◆ Data section:

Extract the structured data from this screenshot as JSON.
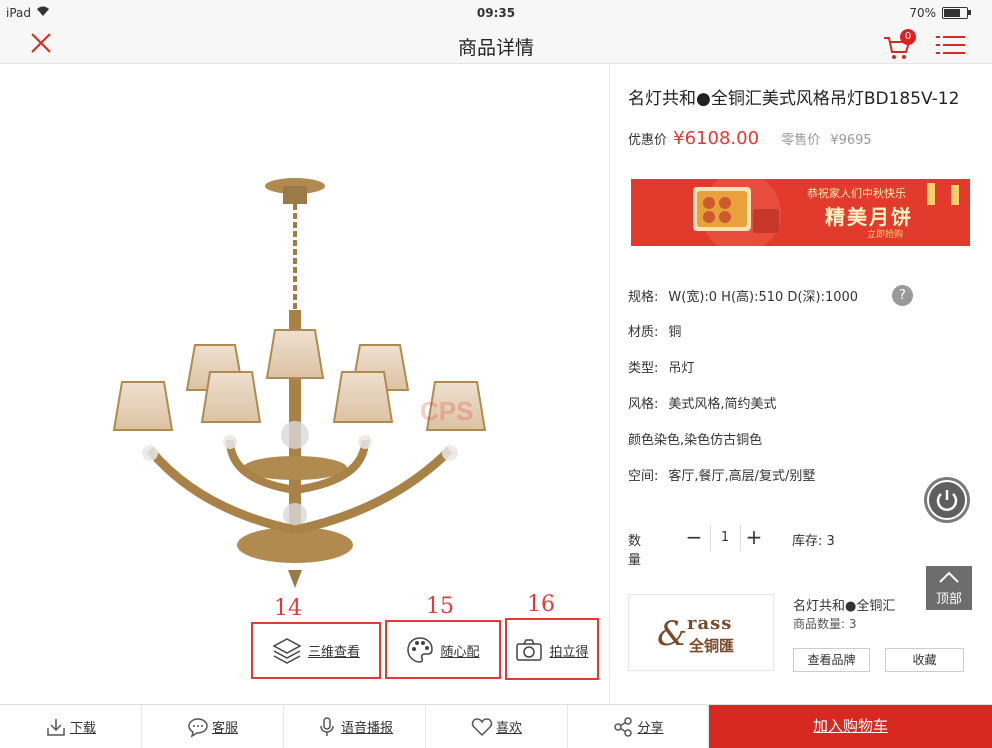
{
  "status_bar": {
    "device": "iPad",
    "time": "09:35",
    "battery": "70%"
  },
  "nav": {
    "title": "商品详情",
    "cart_count": "0"
  },
  "product": {
    "title": "名灯共和●全铜汇美式风格吊灯BD185V-12",
    "price_label": "优惠价",
    "price": "¥6108.00",
    "retail_label": "零售价",
    "retail_price": "¥9695"
  },
  "banner": {
    "line1": "恭祝家人们中秋快乐",
    "line2": "精美月饼",
    "line3": "立即抢购"
  },
  "specs": [
    {
      "key": "规格:",
      "value": "W(宽):0   H(高):510   D(深):1000"
    },
    {
      "key": "材质:",
      "value": "铜"
    },
    {
      "key": "类型:",
      "value": "吊灯"
    },
    {
      "key": "风格:",
      "value": "美式风格,简约美式"
    },
    {
      "key": "颜色染色,染色仿古铜色",
      "value": ""
    },
    {
      "key": "空间:",
      "value": "客厅,餐厅,高层/复式/别墅"
    }
  ],
  "spec_help": "?",
  "quantity": {
    "label": "数量",
    "value": "1",
    "stock": "库存:  3"
  },
  "top_button": "顶部",
  "brand": {
    "logo_text": "rass",
    "logo_cn": "全铜匯",
    "name": "名灯共和●全铜汇",
    "count": "商品数量:  3",
    "view_label": "查看品牌",
    "fav_label": "收藏"
  },
  "image_actions": [
    {
      "label": "三维查看",
      "anno": "14"
    },
    {
      "label": "随心配",
      "anno": "15"
    },
    {
      "label": "拍立得",
      "anno": "16"
    }
  ],
  "watermark": "CPS",
  "bottom_bar": {
    "download": "下载",
    "service": "客服",
    "voice": "语音播报",
    "like": "喜欢",
    "share": "分享",
    "add_cart": "加入购物车"
  },
  "colors": {
    "accent": "#e53935",
    "cart_button": "#d7291f",
    "brass": "#b08a4e"
  }
}
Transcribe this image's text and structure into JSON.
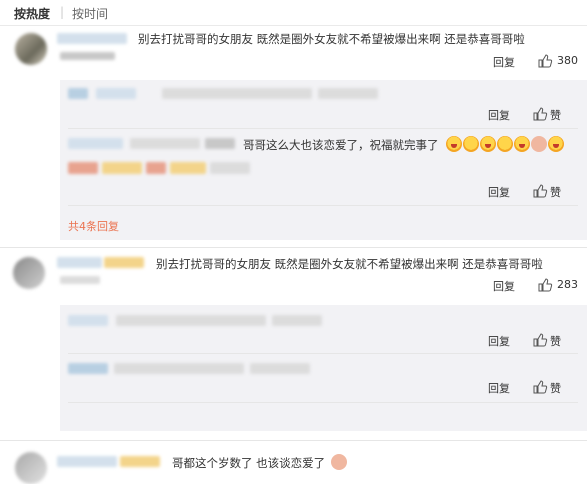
{
  "sort": {
    "hot_label": "按热度",
    "separator": "|",
    "time_label": "按时间"
  },
  "comments": [
    {
      "text": "别去打扰哥哥的女朋友 既然是圈外女友就不希望被爆出来啊 还是恭喜哥哥啦",
      "reply_label": "回复",
      "likes": "380",
      "replies": [
        {
          "reply_label": "回复",
          "like_label": "赞"
        },
        {
          "text": "哥哥这么大也该恋爱了，祝福就完事了",
          "reply_label": "回复",
          "like_label": "赞"
        }
      ],
      "more_replies": "共4条回复"
    },
    {
      "text": "别去打扰哥哥的女朋友 既然是圈外女友就不希望被爆出来啊 还是恭喜哥哥啦",
      "reply_label": "回复",
      "likes": "283",
      "replies": [
        {
          "reply_label": "回复",
          "like_label": "赞"
        },
        {
          "reply_label": "回复",
          "like_label": "赞"
        }
      ]
    },
    {
      "text": "哥都这个岁数了 也该谈恋爱了"
    }
  ],
  "colors": {
    "accent": "#eb7350",
    "reply_bg": "#f2f2f5",
    "text": "#333333"
  },
  "icons": {
    "like": "thumbs-up-icon",
    "emoji": "emoji-face-icon"
  }
}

◆ Problem to solve:
Make an exact reproduction of the listing above, without any pictures.

◆ Correct result:
Extract the structured data from this screenshot as JSON.
{
  "status_bar": {
    "device": "iPad",
    "time": "09:35",
    "battery": "70%"
  },
  "nav": {
    "title": "商品详情",
    "cart_count": "0"
  },
  "product": {
    "title": "名灯共和●全铜汇美式风格吊灯BD185V-12",
    "price_label": "优惠价",
    "price": "¥6108.00",
    "retail_label": "零售价",
    "retail_price": "¥9695"
  },
  "banner": {
    "line1": "恭祝家人们中秋快乐",
    "line2": "精美月饼",
    "line3": "立即抢购"
  },
  "specs": [
    {
      "key": "规格:",
      "value": "W(宽):0   H(高):510   D(深):1000"
    },
    {
      "key": "材质:",
      "value": "铜"
    },
    {
      "key": "类型:",
      "value": "吊灯"
    },
    {
      "key": "风格:",
      "value": "美式风格,简约美式"
    },
    {
      "key": "颜色染色,染色仿古铜色",
      "value": ""
    },
    {
      "key": "空间:",
      "value": "客厅,餐厅,高层/复式/别墅"
    }
  ],
  "spec_help": "?",
  "quantity": {
    "label": "数量",
    "value": "1",
    "stock": "库存:  3"
  },
  "top_button": "顶部",
  "brand": {
    "logo_text": "rass",
    "logo_cn": "全铜匯",
    "name": "名灯共和●全铜汇",
    "count": "商品数量:  3",
    "view_label": "查看品牌",
    "fav_label": "收藏"
  },
  "image_actions": [
    {
      "label": "三维查看",
      "anno": "14"
    },
    {
      "label": "随心配",
      "anno": "15"
    },
    {
      "label": "拍立得",
      "anno": "16"
    }
  ],
  "watermark": "CPS",
  "bottom_bar": {
    "download": "下载",
    "service": "客服",
    "voice": "语音播报",
    "like": "喜欢",
    "share": "分享",
    "add_cart": "加入购物车"
  },
  "colors": {
    "accent": "#e53935",
    "cart_button": "#d7291f",
    "brass": "#b08a4e"
  }
}
Transcribe this image's text and structure into JSON.
{
  "sort": {
    "hot_label": "按热度",
    "separator": "|",
    "time_label": "按时间"
  },
  "comments": [
    {
      "text": "别去打扰哥哥的女朋友 既然是圈外女友就不希望被爆出来啊 还是恭喜哥哥啦",
      "reply_label": "回复",
      "likes": "380",
      "replies": [
        {
          "reply_label": "回复",
          "like_label": "赞"
        },
        {
          "text": "哥哥这么大也该恋爱了，祝福就完事了",
          "reply_label": "回复",
          "like_label": "赞"
        }
      ],
      "more_replies": "共4条回复"
    },
    {
      "text": "别去打扰哥哥的女朋友 既然是圈外女友就不希望被爆出来啊 还是恭喜哥哥啦",
      "reply_label": "回复",
      "likes": "283",
      "replies": [
        {
          "reply_label": "回复",
          "like_label": "赞"
        },
        {
          "reply_label": "回复",
          "like_label": "赞"
        }
      ]
    },
    {
      "text": "哥都这个岁数了 也该谈恋爱了"
    }
  ],
  "colors": {
    "accent": "#eb7350",
    "reply_bg": "#f2f2f5",
    "text": "#333333"
  },
  "icons": {
    "like": "thumbs-up-icon",
    "emoji": "emoji-face-icon"
  }
}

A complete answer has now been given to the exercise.